Extract all of the entries and give them again, word for word.

Records from a collection of figures:
• • •

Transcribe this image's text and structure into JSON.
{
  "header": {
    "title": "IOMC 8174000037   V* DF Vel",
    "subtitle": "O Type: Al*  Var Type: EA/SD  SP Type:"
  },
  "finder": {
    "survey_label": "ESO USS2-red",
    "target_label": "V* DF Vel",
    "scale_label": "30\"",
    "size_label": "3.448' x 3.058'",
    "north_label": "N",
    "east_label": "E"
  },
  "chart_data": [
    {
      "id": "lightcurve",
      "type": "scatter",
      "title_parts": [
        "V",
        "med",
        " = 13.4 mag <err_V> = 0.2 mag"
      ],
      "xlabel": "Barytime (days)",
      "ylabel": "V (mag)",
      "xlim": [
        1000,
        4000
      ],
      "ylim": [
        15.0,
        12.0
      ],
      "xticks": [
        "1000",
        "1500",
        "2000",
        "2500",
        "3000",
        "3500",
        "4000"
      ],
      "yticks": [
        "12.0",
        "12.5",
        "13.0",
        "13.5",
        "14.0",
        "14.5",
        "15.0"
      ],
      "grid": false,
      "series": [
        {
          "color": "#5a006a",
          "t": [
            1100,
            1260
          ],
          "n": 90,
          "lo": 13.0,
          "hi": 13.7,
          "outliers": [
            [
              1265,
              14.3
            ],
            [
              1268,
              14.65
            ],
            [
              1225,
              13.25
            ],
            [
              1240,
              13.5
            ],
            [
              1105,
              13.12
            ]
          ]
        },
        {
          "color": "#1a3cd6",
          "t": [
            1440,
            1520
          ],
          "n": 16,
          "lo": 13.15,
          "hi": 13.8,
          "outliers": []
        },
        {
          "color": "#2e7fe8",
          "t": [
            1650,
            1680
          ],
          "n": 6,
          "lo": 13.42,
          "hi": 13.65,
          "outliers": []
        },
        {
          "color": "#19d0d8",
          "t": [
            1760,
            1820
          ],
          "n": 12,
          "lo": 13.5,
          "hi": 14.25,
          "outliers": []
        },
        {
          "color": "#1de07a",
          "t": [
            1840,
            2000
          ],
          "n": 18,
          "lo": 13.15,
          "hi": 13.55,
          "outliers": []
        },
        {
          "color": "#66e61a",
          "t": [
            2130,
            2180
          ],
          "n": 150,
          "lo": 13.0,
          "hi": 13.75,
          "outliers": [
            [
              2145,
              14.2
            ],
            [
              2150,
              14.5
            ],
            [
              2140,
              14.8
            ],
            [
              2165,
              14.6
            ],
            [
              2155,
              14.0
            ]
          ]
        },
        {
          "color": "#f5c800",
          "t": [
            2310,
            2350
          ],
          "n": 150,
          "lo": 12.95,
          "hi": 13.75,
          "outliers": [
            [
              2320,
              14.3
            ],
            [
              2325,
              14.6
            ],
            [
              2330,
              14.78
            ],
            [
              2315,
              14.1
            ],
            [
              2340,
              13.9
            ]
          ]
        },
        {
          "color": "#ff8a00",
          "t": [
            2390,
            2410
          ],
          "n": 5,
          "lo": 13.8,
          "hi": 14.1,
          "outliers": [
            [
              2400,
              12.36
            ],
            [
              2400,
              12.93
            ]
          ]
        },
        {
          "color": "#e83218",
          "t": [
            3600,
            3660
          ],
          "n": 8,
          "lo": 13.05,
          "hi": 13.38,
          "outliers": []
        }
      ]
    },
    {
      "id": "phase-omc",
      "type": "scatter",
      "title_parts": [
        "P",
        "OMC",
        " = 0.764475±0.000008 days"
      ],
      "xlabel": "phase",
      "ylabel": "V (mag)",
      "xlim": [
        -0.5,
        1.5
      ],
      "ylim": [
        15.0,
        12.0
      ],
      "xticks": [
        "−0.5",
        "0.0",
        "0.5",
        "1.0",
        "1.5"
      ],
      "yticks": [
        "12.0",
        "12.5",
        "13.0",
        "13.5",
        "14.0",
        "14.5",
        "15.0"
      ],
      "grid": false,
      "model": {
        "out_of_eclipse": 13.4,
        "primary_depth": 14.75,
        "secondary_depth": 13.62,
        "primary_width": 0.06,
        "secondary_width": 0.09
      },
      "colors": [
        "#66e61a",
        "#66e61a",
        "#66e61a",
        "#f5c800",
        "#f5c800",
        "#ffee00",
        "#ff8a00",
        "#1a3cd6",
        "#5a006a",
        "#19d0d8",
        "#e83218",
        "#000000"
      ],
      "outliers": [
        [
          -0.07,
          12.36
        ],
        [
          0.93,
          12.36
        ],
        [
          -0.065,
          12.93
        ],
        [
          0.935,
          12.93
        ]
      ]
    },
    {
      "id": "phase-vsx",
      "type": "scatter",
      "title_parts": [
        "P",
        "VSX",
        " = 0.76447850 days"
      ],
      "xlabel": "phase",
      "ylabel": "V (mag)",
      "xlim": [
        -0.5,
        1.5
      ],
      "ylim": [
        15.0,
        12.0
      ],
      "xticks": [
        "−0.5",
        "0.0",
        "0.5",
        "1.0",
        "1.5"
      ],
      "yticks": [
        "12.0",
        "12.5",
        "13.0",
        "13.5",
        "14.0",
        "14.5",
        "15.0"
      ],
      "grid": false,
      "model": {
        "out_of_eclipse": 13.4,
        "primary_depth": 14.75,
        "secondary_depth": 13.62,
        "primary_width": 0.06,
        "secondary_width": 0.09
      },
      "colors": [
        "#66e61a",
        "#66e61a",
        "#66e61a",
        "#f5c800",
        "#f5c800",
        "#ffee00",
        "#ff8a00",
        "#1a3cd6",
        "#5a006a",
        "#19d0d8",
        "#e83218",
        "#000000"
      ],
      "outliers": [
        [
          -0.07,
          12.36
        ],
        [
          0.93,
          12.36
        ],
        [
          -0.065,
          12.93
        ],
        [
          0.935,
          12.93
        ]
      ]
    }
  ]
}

• • •

**Written reply:**
Transcribe this image's text and structure into JSON.
{
  "header": {
    "title": "IOMC 8174000037   V* DF Vel",
    "subtitle": "O Type: Al*  Var Type: EA/SD  SP Type:"
  },
  "finder": {
    "survey_label": "ESO USS2-red",
    "target_label": "V* DF Vel",
    "scale_label": "30\"",
    "size_label": "3.448' x 3.058'",
    "north_label": "N",
    "east_label": "E"
  },
  "chart_data": [
    {
      "id": "lightcurve",
      "type": "scatter",
      "title_parts": [
        "V",
        "med",
        " = 13.4 mag <err_V> = 0.2 mag"
      ],
      "xlabel": "Barytime (days)",
      "ylabel": "V (mag)",
      "xlim": [
        1000,
        4000
      ],
      "ylim": [
        15.0,
        12.0
      ],
      "xticks": [
        "1000",
        "1500",
        "2000",
        "2500",
        "3000",
        "3500",
        "4000"
      ],
      "yticks": [
        "12.0",
        "12.5",
        "13.0",
        "13.5",
        "14.0",
        "14.5",
        "15.0"
      ],
      "grid": false,
      "series": [
        {
          "color": "#5a006a",
          "t": [
            1100,
            1260
          ],
          "n": 90,
          "lo": 13.0,
          "hi": 13.7,
          "outliers": [
            [
              1265,
              14.3
            ],
            [
              1268,
              14.65
            ],
            [
              1225,
              13.25
            ],
            [
              1240,
              13.5
            ],
            [
              1105,
              13.12
            ]
          ]
        },
        {
          "color": "#1a3cd6",
          "t": [
            1440,
            1520
          ],
          "n": 16,
          "lo": 13.15,
          "hi": 13.8,
          "outliers": []
        },
        {
          "color": "#2e7fe8",
          "t": [
            1650,
            1680
          ],
          "n": 6,
          "lo": 13.42,
          "hi": 13.65,
          "outliers": []
        },
        {
          "color": "#19d0d8",
          "t": [
            1760,
            1820
          ],
          "n": 12,
          "lo": 13.5,
          "hi": 14.25,
          "outliers": []
        },
        {
          "color": "#1de07a",
          "t": [
            1840,
            2000
          ],
          "n": 18,
          "lo": 13.15,
          "hi": 13.55,
          "outliers": []
        },
        {
          "color": "#66e61a",
          "t": [
            2130,
            2180
          ],
          "n": 150,
          "lo": 13.0,
          "hi": 13.75,
          "outliers": [
            [
              2145,
              14.2
            ],
            [
              2150,
              14.5
            ],
            [
              2140,
              14.8
            ],
            [
              2165,
              14.6
            ],
            [
              2155,
              14.0
            ]
          ]
        },
        {
          "color": "#f5c800",
          "t": [
            2310,
            2350
          ],
          "n": 150,
          "lo": 12.95,
          "hi": 13.75,
          "outliers": [
            [
              2320,
              14.3
            ],
            [
              2325,
              14.6
            ],
            [
              2330,
              14.78
            ],
            [
              2315,
              14.1
            ],
            [
              2340,
              13.9
            ]
          ]
        },
        {
          "color": "#ff8a00",
          "t": [
            2390,
            2410
          ],
          "n": 5,
          "lo": 13.8,
          "hi": 14.1,
          "outliers": [
            [
              2400,
              12.36
            ],
            [
              2400,
              12.93
            ]
          ]
        },
        {
          "color": "#e83218",
          "t": [
            3600,
            3660
          ],
          "n": 8,
          "lo": 13.05,
          "hi": 13.38,
          "outliers": []
        }
      ]
    },
    {
      "id": "phase-omc",
      "type": "scatter",
      "title_parts": [
        "P",
        "OMC",
        " = 0.764475±0.000008 days"
      ],
      "xlabel": "phase",
      "ylabel": "V (mag)",
      "xlim": [
        -0.5,
        1.5
      ],
      "ylim": [
        15.0,
        12.0
      ],
      "xticks": [
        "−0.5",
        "0.0",
        "0.5",
        "1.0",
        "1.5"
      ],
      "yticks": [
        "12.0",
        "12.5",
        "13.0",
        "13.5",
        "14.0",
        "14.5",
        "15.0"
      ],
      "grid": false,
      "model": {
        "out_of_eclipse": 13.4,
        "primary_depth": 14.75,
        "secondary_depth": 13.62,
        "primary_width": 0.06,
        "secondary_width": 0.09
      },
      "colors": [
        "#66e61a",
        "#66e61a",
        "#66e61a",
        "#f5c800",
        "#f5c800",
        "#ffee00",
        "#ff8a00",
        "#1a3cd6",
        "#5a006a",
        "#19d0d8",
        "#e83218",
        "#000000"
      ],
      "outliers": [
        [
          -0.07,
          12.36
        ],
        [
          0.93,
          12.36
        ],
        [
          -0.065,
          12.93
        ],
        [
          0.935,
          12.93
        ]
      ]
    },
    {
      "id": "phase-vsx",
      "type": "scatter",
      "title_parts": [
        "P",
        "VSX",
        " = 0.76447850 days"
      ],
      "xlabel": "phase",
      "ylabel": "V (mag)",
      "xlim": [
        -0.5,
        1.5
      ],
      "ylim": [
        15.0,
        12.0
      ],
      "xticks": [
        "−0.5",
        "0.0",
        "0.5",
        "1.0",
        "1.5"
      ],
      "yticks": [
        "12.0",
        "12.5",
        "13.0",
        "13.5",
        "14.0",
        "14.5",
        "15.0"
      ],
      "grid": false,
      "model": {
        "out_of_eclipse": 13.4,
        "primary_depth": 14.75,
        "secondary_depth": 13.62,
        "primary_width": 0.06,
        "secondary_width": 0.09
      },
      "colors": [
        "#66e61a",
        "#66e61a",
        "#66e61a",
        "#f5c800",
        "#f5c800",
        "#ffee00",
        "#ff8a00",
        "#1a3cd6",
        "#5a006a",
        "#19d0d8",
        "#e83218",
        "#000000"
      ],
      "outliers": [
        [
          -0.07,
          12.36
        ],
        [
          0.93,
          12.36
        ],
        [
          -0.065,
          12.93
        ],
        [
          0.935,
          12.93
        ]
      ]
    }
  ]
}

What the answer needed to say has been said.